> _WORK TO COMPLETE_: Scan the material below for the string "values", and copy every line where it shows up.

Chart and figure data
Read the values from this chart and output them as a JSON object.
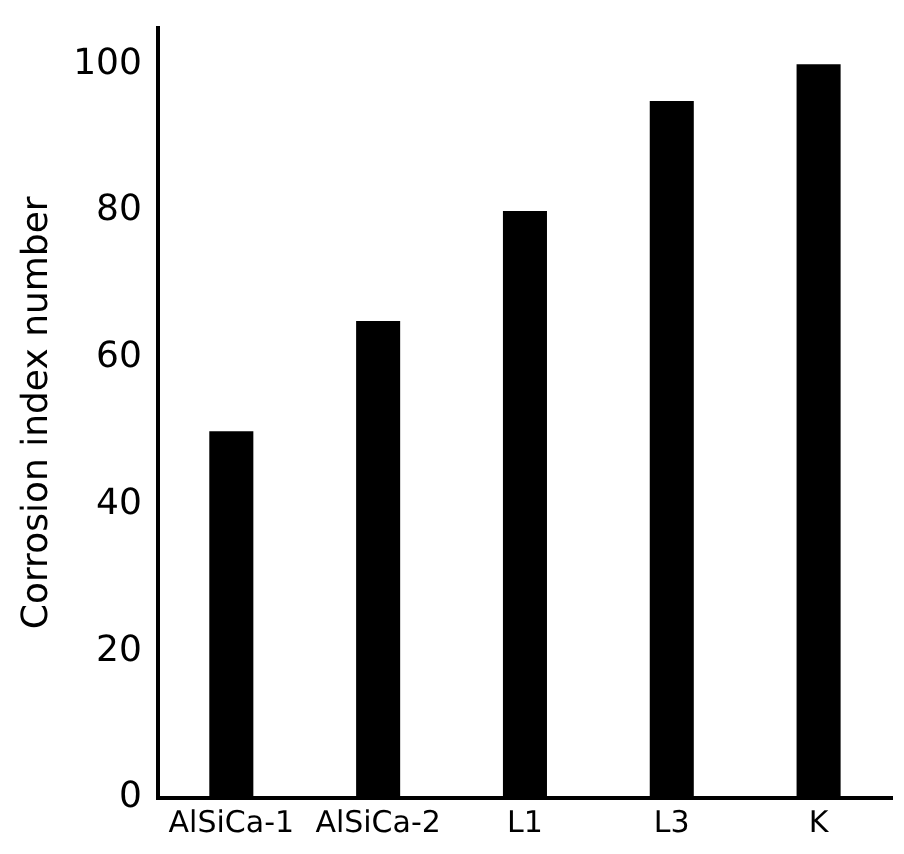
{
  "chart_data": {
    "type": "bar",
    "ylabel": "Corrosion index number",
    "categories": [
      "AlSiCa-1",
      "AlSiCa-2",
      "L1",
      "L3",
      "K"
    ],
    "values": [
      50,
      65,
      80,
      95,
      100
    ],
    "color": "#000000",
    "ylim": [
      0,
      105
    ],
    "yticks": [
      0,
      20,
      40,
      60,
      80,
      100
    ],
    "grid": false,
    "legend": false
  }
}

> _REPLY TO THE TASK_:
Read the values from this chart and output them as a JSON object.
    "values": [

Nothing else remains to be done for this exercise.